Mercoledi 13 maggio 2026 mattina, presso la propria sede provinciale, si è tenuto un incontro organizzato da Confcommercio Reggio Emilia in occasione della tredicesima edizione della Giornata nazionale “Legalità, ci piace!”, promossa da Confcommercio.
Le proposte di Confcommercio per la sicurezza urbana
REGGIO EMILIA – L’incontro, dal titolo “Più negozi e più sicurezza per contrastare la desertificazione e far crescere la comunità”, ha offerto un’occasione di confronto costruttivo tra il mondo delle imprese, le istituzioni e le Forze dell’ordine locali sulla vivibilità del territorio reggiano.
Diretta streaming
L’evento si è aperto con una diretta streaming dalla sede nazionale di Confcommercio, con gli interventi del Presidente Carlo Sangalli e del Ministro dell’Interno Matteo Piantedosi, seguiti dalla presentazione di un’approfondita analisi sui fenomeni illegali che colpiscono le imprese del terziario, con un focus specifico sui reati predatori e una serie di rilevazioni per macroaree geografiche.

#### Elenco attività
- 1) Riporta il brano sull'incontro di Confcommercio, tutto da "Le proposte di" fino a "del territorio reggiano.", scambiando "vivibilità" con "qualità della vita".
- 2) Secondo il brano sull'incontro di Confcommercio, chi è intervenuto nella diretta streaming dalla sede nazionale?

#### Estratti delle voci
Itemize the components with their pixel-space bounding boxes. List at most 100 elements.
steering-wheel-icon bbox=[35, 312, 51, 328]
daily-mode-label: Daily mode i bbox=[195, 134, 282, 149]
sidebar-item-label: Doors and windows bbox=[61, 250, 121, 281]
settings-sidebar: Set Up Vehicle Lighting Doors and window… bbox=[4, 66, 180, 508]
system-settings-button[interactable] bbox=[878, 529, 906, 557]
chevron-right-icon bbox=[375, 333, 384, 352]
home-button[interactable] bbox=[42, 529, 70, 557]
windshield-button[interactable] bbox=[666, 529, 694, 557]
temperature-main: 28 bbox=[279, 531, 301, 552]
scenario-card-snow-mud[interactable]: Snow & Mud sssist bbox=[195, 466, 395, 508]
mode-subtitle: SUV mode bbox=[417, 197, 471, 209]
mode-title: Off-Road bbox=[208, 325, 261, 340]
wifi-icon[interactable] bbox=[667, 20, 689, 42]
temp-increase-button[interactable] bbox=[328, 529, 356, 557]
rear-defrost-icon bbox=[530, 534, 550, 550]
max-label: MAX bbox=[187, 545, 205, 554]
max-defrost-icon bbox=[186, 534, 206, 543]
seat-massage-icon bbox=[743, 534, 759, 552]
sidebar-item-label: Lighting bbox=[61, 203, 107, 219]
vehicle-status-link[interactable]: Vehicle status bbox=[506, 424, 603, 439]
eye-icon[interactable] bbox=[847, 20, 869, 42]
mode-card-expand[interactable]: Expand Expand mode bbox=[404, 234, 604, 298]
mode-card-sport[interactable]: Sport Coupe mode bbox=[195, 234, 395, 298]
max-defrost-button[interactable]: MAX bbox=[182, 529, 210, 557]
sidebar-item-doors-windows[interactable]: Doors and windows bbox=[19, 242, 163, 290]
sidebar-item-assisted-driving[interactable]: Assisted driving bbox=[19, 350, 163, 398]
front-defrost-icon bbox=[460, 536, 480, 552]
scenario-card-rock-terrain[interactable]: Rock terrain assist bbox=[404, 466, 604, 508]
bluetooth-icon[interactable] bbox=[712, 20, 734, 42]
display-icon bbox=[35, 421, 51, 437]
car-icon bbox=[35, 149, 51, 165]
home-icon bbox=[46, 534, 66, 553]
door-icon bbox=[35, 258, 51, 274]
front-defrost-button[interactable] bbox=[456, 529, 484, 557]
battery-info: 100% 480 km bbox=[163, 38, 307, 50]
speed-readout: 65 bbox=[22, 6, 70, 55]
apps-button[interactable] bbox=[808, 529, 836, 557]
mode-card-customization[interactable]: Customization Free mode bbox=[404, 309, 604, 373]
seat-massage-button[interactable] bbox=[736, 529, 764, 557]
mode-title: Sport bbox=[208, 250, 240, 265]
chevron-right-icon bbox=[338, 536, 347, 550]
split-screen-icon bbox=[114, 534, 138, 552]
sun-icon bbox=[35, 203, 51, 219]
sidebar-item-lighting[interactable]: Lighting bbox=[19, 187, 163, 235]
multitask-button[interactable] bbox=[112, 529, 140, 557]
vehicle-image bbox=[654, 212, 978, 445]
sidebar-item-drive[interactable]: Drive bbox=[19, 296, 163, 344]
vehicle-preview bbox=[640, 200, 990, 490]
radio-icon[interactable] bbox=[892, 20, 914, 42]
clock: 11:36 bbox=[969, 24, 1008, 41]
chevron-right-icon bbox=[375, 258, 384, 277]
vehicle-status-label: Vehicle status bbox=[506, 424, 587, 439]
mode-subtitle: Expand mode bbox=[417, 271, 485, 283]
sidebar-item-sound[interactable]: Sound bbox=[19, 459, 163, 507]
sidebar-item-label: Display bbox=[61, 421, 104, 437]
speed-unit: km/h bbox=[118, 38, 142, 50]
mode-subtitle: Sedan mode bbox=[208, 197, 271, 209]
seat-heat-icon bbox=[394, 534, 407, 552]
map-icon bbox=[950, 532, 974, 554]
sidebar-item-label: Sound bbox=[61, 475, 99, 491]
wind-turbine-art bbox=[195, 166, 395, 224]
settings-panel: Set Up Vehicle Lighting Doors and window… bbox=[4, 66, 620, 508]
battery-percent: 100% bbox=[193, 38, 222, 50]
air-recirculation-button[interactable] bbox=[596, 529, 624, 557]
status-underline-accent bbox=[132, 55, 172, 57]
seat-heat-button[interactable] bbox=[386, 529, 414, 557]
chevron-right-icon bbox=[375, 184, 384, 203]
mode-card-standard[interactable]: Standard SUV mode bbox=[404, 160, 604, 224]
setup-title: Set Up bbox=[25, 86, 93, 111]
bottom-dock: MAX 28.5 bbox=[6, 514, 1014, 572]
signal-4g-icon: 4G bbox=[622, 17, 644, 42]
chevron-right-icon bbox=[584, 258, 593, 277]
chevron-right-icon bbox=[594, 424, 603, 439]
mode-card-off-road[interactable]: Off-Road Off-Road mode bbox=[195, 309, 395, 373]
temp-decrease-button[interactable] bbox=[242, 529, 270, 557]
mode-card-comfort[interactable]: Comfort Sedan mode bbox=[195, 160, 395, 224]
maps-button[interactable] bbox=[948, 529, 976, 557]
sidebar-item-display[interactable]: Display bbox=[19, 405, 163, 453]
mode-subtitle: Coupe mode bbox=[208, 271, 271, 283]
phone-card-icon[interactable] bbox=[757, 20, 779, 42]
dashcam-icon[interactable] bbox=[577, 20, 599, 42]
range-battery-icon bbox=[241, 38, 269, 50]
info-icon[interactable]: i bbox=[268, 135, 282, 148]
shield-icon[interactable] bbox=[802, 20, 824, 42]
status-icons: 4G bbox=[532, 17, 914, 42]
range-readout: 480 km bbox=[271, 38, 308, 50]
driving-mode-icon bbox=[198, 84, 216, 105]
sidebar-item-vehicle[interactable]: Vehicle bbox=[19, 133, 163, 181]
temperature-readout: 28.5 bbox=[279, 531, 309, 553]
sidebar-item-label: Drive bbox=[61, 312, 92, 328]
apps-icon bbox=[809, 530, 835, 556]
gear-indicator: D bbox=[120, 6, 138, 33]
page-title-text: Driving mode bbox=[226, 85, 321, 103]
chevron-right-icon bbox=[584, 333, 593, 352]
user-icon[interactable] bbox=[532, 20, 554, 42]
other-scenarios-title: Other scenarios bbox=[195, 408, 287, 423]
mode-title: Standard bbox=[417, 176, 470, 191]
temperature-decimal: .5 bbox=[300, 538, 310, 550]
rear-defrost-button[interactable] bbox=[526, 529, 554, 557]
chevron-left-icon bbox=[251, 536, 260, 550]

#### Risposte all'esercizio
- 1)
Le proposte di Confcommercio per la sicurezza urbana
REGGIO EMILIA – L’incontro, dal titolo “Più negozi e più sicurezza per contrastare la desertificazione e far crescere la comunità”, ha offerto un’occasione di confronto costruttivo tra il mondo delle imprese, le istituzioni e le Forze dell’ordine locali sulla qualità della vita del territorio reggiano.

- 2) Il Presidente Carlo Sangalli e il Ministro dell'Interno Matteo Piantedosi.